*Required work:* Look through the material and copy each line holding "JSON".

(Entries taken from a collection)
►

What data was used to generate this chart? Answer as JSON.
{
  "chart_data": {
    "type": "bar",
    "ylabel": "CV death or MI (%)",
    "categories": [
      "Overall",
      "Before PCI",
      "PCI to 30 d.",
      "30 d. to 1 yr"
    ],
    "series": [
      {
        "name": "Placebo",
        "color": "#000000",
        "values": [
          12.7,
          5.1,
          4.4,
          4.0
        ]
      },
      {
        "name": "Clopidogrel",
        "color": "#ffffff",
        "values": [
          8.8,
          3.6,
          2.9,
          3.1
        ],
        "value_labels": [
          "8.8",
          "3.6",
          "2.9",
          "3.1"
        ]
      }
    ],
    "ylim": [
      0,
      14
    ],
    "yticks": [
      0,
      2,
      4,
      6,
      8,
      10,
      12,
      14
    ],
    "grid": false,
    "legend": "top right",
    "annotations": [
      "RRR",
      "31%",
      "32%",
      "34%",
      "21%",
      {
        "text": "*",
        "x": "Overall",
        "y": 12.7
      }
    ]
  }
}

◄
►

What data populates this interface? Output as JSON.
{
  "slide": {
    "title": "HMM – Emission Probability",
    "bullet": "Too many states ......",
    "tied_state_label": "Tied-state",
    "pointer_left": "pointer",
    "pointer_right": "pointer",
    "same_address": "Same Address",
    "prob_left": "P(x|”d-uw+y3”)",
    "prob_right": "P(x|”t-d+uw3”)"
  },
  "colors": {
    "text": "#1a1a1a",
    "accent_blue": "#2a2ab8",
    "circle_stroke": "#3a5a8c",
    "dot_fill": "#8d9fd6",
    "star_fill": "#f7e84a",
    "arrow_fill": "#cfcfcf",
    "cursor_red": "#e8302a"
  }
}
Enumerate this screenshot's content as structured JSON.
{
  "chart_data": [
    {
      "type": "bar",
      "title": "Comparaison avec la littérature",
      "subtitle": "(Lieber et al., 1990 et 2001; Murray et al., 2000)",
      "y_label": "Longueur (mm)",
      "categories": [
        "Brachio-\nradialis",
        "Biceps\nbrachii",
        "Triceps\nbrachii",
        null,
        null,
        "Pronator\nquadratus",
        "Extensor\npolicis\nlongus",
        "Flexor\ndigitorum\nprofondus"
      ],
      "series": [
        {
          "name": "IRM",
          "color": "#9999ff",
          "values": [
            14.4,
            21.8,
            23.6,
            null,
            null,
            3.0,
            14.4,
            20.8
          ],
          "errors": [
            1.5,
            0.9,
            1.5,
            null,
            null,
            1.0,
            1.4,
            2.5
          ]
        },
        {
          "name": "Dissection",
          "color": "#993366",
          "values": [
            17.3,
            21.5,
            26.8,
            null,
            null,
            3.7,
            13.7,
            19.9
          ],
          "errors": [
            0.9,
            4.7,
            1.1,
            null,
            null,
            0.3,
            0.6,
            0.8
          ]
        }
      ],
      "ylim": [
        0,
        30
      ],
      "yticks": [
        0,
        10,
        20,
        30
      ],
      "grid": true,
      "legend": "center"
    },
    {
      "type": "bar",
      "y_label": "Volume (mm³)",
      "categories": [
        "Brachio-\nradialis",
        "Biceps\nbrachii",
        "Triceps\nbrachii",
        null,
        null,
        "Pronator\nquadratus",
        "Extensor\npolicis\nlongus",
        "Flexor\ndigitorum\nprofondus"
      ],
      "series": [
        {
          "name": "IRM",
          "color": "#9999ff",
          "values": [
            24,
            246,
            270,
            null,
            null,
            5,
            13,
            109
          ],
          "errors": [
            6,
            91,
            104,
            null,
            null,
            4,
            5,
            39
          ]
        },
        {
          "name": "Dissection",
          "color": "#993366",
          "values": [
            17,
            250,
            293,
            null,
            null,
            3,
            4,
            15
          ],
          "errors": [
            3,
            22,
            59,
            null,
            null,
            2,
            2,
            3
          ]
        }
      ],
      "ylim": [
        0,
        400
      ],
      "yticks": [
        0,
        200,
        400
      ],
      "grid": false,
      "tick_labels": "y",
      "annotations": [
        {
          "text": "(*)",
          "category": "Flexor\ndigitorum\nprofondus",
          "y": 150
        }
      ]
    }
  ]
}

◄

*Task output:*
What data was used to generate this chart? Answer as JSON.
What data populates this interface? Output as JSON.
Enumerate this screenshot's content as structured JSON.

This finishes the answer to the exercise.